Aim of the task » Scan the records and identify every line in which the string "space" occurs, then return those lines.

Provided records »

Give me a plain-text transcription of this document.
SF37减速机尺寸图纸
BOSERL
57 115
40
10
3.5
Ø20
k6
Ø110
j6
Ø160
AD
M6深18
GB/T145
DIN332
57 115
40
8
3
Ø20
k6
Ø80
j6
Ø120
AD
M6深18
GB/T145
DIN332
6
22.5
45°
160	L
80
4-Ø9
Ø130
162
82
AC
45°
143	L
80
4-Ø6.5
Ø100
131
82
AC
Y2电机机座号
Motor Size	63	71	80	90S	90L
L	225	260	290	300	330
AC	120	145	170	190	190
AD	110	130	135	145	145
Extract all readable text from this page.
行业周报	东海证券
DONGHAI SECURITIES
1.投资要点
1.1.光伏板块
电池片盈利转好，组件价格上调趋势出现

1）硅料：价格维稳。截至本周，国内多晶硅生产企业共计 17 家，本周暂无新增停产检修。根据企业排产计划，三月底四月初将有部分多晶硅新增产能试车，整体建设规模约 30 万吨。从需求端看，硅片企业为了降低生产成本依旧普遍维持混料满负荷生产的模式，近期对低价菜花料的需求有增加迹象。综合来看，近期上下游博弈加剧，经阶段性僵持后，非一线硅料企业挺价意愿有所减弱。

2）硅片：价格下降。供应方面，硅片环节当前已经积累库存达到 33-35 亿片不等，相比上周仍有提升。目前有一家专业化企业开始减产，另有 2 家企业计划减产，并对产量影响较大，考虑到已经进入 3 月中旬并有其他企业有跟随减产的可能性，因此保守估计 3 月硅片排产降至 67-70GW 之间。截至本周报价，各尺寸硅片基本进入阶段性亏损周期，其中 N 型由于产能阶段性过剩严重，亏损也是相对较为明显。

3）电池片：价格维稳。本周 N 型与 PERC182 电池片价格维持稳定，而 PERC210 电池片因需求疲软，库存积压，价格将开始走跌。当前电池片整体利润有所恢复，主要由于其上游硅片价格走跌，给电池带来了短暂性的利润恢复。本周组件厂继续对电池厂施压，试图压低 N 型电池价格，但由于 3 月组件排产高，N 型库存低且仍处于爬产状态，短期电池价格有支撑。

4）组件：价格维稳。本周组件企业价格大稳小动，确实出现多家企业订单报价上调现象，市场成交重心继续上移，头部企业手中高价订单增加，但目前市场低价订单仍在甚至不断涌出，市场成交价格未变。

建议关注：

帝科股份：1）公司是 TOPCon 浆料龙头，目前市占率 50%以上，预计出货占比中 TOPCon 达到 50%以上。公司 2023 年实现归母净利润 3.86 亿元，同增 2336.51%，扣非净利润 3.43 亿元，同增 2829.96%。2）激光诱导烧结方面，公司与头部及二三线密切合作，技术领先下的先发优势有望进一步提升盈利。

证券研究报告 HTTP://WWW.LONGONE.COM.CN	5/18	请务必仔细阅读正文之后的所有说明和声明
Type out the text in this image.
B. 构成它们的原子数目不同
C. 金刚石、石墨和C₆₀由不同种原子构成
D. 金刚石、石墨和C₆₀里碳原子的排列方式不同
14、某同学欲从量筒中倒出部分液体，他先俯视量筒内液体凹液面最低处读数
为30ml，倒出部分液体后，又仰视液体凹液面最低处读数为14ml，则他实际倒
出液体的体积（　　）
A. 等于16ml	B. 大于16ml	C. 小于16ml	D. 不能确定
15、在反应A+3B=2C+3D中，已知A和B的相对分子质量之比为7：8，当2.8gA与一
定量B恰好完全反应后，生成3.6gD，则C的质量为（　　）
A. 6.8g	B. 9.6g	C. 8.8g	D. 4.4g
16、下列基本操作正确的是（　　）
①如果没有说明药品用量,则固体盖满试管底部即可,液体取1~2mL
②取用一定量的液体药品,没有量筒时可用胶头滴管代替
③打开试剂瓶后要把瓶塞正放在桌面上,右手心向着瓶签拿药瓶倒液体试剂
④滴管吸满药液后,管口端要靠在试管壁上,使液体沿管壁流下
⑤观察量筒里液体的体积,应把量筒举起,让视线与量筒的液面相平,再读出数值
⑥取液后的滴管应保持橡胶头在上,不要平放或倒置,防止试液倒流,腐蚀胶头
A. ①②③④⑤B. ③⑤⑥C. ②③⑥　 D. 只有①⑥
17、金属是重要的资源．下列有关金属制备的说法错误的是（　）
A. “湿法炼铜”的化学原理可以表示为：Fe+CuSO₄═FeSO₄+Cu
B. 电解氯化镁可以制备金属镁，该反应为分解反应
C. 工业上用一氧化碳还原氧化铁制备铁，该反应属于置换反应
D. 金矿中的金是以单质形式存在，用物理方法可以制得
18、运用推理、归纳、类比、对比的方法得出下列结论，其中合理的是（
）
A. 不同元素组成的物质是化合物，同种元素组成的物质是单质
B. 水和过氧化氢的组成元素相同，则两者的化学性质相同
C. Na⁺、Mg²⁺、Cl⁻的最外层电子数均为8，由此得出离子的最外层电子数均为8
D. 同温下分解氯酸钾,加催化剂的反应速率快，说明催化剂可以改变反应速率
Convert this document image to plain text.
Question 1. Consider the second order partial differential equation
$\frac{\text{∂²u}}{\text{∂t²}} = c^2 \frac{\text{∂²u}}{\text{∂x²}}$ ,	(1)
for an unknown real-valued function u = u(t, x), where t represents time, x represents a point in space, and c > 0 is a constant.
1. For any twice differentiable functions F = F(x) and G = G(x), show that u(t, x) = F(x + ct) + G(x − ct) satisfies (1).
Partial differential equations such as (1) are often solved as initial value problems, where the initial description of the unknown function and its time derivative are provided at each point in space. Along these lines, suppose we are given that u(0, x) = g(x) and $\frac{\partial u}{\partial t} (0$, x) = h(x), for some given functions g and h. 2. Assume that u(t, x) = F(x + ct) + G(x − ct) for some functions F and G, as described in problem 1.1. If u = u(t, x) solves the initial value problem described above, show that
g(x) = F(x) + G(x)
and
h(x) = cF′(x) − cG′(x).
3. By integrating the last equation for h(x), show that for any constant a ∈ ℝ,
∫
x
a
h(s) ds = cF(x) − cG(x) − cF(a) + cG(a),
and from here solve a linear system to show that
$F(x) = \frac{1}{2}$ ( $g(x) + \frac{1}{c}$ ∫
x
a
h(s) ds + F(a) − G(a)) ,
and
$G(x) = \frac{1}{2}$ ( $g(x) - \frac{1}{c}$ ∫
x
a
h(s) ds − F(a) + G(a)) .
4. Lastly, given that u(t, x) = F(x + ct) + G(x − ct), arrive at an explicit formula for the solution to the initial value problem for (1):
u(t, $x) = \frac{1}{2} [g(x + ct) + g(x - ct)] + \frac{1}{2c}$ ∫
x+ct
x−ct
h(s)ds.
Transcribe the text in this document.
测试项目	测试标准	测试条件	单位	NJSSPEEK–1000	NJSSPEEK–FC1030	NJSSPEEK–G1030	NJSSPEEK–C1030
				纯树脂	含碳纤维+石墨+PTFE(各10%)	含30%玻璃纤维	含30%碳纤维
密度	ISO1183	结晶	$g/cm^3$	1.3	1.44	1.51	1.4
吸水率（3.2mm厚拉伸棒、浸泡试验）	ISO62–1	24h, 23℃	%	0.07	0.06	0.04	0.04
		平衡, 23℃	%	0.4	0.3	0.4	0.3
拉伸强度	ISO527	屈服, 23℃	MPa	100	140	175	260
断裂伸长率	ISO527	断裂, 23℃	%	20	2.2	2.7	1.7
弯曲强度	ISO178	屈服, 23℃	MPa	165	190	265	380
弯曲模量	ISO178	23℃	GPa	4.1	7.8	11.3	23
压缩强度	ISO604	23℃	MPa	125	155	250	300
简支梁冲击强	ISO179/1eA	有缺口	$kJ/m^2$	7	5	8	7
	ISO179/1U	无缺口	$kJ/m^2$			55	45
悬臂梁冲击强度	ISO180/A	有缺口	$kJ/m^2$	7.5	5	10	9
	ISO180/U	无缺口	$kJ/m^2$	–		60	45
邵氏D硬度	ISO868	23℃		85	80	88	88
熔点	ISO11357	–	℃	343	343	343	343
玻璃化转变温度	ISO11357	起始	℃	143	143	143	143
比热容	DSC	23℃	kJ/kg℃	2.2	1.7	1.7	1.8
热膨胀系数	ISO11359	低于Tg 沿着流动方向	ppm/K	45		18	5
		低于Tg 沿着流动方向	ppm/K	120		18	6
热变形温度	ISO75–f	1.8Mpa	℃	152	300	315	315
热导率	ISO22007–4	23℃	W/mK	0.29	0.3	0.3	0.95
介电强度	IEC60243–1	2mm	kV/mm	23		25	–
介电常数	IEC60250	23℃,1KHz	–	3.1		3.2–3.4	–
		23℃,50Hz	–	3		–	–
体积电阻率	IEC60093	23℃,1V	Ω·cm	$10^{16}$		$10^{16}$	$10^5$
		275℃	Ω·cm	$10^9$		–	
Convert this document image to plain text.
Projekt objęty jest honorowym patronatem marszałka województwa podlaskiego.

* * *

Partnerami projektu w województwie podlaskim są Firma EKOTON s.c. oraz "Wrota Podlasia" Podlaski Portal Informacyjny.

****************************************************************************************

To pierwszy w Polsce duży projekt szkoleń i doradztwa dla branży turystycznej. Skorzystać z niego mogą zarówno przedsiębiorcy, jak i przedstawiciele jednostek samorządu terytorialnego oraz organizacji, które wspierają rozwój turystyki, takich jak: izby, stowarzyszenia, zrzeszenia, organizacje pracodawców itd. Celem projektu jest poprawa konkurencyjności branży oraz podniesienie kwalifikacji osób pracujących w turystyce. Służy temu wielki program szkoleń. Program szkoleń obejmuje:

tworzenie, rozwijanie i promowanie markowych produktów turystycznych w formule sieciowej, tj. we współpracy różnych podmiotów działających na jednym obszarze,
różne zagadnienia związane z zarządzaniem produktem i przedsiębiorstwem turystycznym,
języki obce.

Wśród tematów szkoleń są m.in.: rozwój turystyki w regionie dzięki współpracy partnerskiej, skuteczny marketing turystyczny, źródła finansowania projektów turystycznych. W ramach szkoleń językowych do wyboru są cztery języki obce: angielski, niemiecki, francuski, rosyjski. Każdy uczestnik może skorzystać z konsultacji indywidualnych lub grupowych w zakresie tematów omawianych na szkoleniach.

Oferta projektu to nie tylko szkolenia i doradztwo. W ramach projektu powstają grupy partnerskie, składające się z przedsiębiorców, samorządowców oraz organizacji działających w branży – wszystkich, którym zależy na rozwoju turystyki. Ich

Exercise solution »
for an unknown real-valued function u = u(t, x), where t represents time, x represents a point in space, and c > 0 is a constant.
Partial differential equations such as (1) are often solved as initial value problems, where the initial description of the unknown function and its time derivative are provided at each point in space. Along these lines, suppose we are given that u(0, x) = g(x) and $\frac{\partial u}{\partial t} (0$, x) = h(x), for some given functions g and h. 2. Assume that u(t, x) = F(x + ct) + G(x − ct) for some functions F and G, as described in problem 1.1. If u = u(t, x) solves the initial value problem described above, show that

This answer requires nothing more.